◆ Written request:
Every line of the records below should be restated exactly.
#### Record list ####
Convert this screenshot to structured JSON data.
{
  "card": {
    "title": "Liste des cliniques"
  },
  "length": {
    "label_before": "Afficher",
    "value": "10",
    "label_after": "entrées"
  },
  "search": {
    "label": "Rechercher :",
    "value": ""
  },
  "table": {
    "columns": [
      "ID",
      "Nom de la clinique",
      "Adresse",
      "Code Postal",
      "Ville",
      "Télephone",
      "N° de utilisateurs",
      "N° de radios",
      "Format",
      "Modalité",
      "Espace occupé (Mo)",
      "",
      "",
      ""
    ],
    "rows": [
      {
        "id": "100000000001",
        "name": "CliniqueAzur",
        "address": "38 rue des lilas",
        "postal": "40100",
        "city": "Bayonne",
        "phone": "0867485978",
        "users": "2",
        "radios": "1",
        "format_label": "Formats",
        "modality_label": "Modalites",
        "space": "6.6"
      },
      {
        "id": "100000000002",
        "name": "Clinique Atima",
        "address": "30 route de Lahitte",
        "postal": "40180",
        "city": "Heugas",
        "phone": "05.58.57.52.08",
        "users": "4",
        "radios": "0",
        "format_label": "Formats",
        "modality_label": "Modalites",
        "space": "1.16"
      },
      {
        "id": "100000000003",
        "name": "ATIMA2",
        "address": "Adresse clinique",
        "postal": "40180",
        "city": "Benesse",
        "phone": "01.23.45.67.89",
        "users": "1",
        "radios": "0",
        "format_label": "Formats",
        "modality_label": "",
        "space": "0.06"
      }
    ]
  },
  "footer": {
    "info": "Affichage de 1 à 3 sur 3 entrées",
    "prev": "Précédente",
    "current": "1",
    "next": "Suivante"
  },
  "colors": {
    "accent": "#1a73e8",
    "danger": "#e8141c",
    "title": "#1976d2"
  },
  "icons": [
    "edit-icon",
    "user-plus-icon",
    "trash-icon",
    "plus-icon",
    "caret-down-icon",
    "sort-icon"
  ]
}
####
◆ Complete answer:
Convert this screenshot to structured JSON data.
{
  "card": {
    "title": "Liste des cliniques"
  },
  "length": {
    "label_before": "Afficher",
    "value": "10",
    "label_after": "entrées"
  },
  "search": {
    "label": "Rechercher :",
    "value": ""
  },
  "table": {
    "columns": [
      "ID",
      "Nom de la clinique",
      "Adresse",
      "Code Postal",
      "Ville",
      "Télephone",
      "N° de utilisateurs",
      "N° de radios",
      "Format",
      "Modalité",
      "Espace occupé (Mo)",
      "",
      "",
      ""
    ],
    "rows": [
      {
        "id": "100000000001",
        "name": "CliniqueAzur",
        "address": "38 rue des lilas",
        "postal": "40100",
        "city": "Bayonne",
        "phone": "0867485978",
        "users": "2",
        "radios": "1",
        "format_label": "Formats",
        "modality_label": "Modalites",
        "space": "6.6"
      },
      {
        "id": "100000000002",
        "name": "Clinique Atima",
        "address": "30 route de Lahitte",
        "postal": "40180",
        "city": "Heugas",
        "phone": "05.58.57.52.08",
        "users": "4",
        "radios": "0",
        "format_label": "Formats",
        "modality_label": "Modalites",
        "space": "1.16"
      },
      {
        "id": "100000000003",
        "name": "ATIMA2",
        "address": "Adresse clinique",
        "postal": "40180",
        "city": "Benesse",
        "phone": "01.23.45.67.89",
        "users": "1",
        "radios": "0",
        "format_label": "Formats",
        "modality_label": "",
        "space": "0.06"
      }
    ]
  },
  "footer": {
    "info": "Affichage de 1 à 3 sur 3 entrées",
    "prev": "Précédente",
    "current": "1",
    "next": "Suivante"
  },
  "colors": {
    "accent": "#1a73e8",
    "danger": "#e8141c",
    "title": "#1976d2"
  },
  "icons": [
    "edit-icon",
    "user-plus-icon",
    "trash-icon",
    "plus-icon",
    "caret-down-icon",
    "sort-icon"
  ]
}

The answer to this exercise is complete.